THE TASK
Collect every line that includes the string "下列说法错误的是".

INFORMATION SHOWN
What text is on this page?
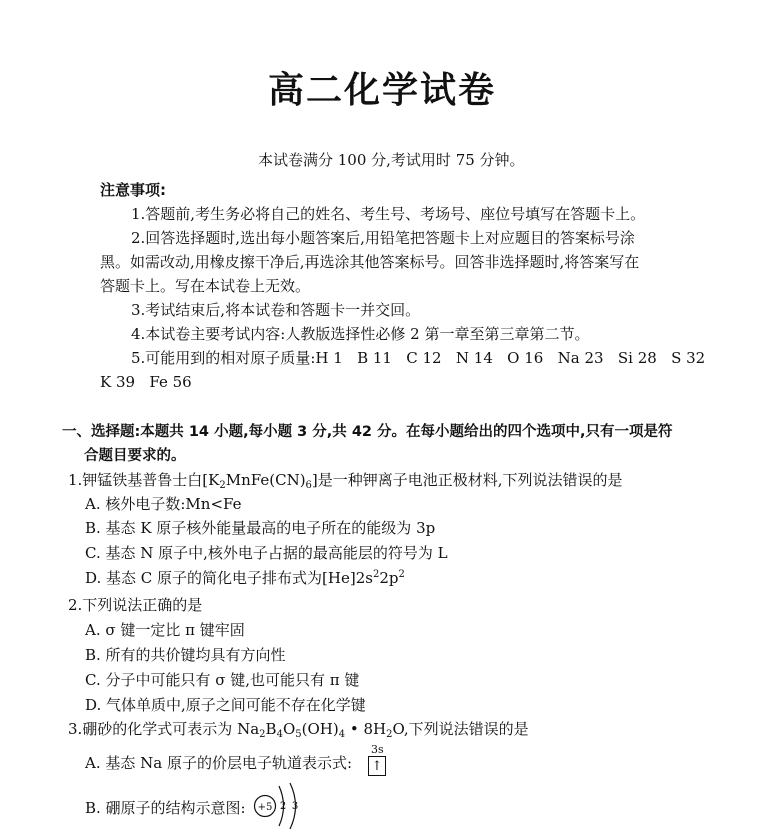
高二化学试卷
本试卷满分 100 分,考试用时 75 分钟。
注意事项:
1.答题前,考生务必将自己的姓名、考生号、考场号、座位号填写在答题卡上。
2.回答选择题时,选出每小题答案后,用铅笔把答题卡上对应题目的答案标号涂
黑。如需改动,用橡皮擦干净后,再选涂其他答案标号。回答非选择题时,将答案写在
答题卡上。写在本试卷上无效。
3.考试结束后,将本试卷和答题卡一并交回。
4.本试卷主要考试内容:人教版选择性必修 2 第一章至第三章第二节。
5.可能用到的相对原子质量:H 1   B 11   C 12   N 14   O 16   Na 23   Si 28   S 32
K 39   Fe 56
一、选择题:本题共 14 小题,每小题 3 分,共 42 分。在每小题给出的四个选项中,只有一项是符
合题目要求的。
1.钾锰铁基普鲁士白$[K_2MnFe(CN)_6]$是一种钾离子电池正极材料,下列说法错误的是
A. 核外电子数:Mn<Fe
B. 基态 K 原子核外能量最高的电子所在的能级为 3p
C. 基态 N 原子中,核外电子占据的最高能层的符号为 L
D. 基态 C 原子的简化电子排布式为$[He]2s^22p^2$
2.下列说法正确的是
A. σ 键一定比 π 键牢固
B. 所有的共价键均具有方向性
C. 分子中可能只有 σ 键,也可能只有 π 键
D. 气体单质中,原子之间可能不存在化学键
3.硼砂的化学式可表示为 $Na_2B_4O_5(OH)_4$ • $8H_2O$,下列说法错误的是
A. 基态 Na 原子的价层电子轨道表示式:
3s
↑
B. 硼原子的结构示意图: +5 2 3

ANSWER TO THE TASK
1.钾锰铁基普鲁士白$[K_2MnFe(CN)_6]$是一种钾离子电池正极材料,下列说法错误的是
3.硼砂的化学式可表示为 $Na_2B_4O_5(OH)_4$ • $8H_2O$,下列说法错误的是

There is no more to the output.